→ EXERCISE DESCRIPTION
Work through the data below and state how many lines contain "flask", giving that number alone.

→ DATA SHOWN
+++++

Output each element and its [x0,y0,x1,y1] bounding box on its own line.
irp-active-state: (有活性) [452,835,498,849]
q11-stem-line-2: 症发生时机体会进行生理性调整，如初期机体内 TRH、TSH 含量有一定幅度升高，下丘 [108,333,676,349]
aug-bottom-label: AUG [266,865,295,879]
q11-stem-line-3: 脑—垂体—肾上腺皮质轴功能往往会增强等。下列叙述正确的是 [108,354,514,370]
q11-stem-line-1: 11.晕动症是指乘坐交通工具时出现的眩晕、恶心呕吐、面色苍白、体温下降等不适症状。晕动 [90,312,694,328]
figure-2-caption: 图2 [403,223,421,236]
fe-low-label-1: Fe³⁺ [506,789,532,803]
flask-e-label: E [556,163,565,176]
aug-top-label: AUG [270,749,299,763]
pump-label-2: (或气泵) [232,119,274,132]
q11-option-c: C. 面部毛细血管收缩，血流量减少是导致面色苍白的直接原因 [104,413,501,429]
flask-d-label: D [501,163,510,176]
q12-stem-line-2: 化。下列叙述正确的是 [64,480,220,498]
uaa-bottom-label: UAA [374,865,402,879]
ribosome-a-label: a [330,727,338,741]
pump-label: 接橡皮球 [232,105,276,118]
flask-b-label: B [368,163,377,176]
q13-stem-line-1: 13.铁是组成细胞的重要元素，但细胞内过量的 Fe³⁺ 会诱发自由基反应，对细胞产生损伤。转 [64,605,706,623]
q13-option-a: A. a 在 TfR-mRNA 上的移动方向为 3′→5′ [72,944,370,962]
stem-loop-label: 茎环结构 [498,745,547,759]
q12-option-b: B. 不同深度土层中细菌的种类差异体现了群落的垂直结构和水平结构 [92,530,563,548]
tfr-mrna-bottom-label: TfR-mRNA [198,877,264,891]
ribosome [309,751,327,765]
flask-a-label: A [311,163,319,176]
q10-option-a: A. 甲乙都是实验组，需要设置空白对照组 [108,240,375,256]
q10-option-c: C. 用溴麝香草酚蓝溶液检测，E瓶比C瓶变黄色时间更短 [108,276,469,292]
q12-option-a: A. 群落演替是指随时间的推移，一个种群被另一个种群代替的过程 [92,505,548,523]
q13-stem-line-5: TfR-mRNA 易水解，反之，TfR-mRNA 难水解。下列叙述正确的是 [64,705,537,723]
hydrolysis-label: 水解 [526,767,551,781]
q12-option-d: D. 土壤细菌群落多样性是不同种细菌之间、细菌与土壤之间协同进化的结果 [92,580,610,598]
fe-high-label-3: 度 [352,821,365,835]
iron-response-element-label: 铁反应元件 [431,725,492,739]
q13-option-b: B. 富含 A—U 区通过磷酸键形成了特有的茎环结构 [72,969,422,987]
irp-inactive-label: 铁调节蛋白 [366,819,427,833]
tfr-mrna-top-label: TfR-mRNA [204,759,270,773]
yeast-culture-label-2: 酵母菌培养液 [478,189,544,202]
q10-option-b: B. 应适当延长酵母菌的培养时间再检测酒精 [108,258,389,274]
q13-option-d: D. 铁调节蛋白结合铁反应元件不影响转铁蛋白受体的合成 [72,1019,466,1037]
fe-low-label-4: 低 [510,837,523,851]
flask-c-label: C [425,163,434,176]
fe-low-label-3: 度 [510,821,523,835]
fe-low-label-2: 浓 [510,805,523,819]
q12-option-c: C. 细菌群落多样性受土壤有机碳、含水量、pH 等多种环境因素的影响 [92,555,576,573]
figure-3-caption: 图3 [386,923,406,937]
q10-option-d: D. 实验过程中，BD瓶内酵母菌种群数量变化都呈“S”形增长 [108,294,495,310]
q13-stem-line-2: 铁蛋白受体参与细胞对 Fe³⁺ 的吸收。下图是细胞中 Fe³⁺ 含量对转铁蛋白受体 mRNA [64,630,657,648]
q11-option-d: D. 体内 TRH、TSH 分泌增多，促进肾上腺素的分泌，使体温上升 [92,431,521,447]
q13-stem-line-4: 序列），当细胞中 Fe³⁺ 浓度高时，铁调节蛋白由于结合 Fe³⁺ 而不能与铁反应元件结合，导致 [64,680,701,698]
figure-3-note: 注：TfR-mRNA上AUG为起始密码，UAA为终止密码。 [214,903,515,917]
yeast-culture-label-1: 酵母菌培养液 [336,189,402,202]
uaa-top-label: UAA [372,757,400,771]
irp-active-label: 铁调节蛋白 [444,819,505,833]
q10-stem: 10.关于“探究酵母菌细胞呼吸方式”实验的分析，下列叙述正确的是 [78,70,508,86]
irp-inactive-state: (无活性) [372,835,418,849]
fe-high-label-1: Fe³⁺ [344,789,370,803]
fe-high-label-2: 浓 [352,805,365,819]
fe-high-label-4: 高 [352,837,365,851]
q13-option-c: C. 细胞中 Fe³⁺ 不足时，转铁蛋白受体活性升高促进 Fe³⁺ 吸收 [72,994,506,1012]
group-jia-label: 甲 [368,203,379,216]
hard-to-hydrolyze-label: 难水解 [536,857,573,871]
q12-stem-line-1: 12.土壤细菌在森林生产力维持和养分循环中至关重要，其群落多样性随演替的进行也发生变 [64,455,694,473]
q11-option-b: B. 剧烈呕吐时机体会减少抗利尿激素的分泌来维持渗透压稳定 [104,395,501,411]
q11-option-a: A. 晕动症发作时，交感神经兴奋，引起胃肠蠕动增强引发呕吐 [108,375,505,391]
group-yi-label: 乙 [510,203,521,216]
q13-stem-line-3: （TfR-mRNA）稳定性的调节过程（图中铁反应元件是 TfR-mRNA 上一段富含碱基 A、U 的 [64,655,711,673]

+++++

→ ANSWER BOX
5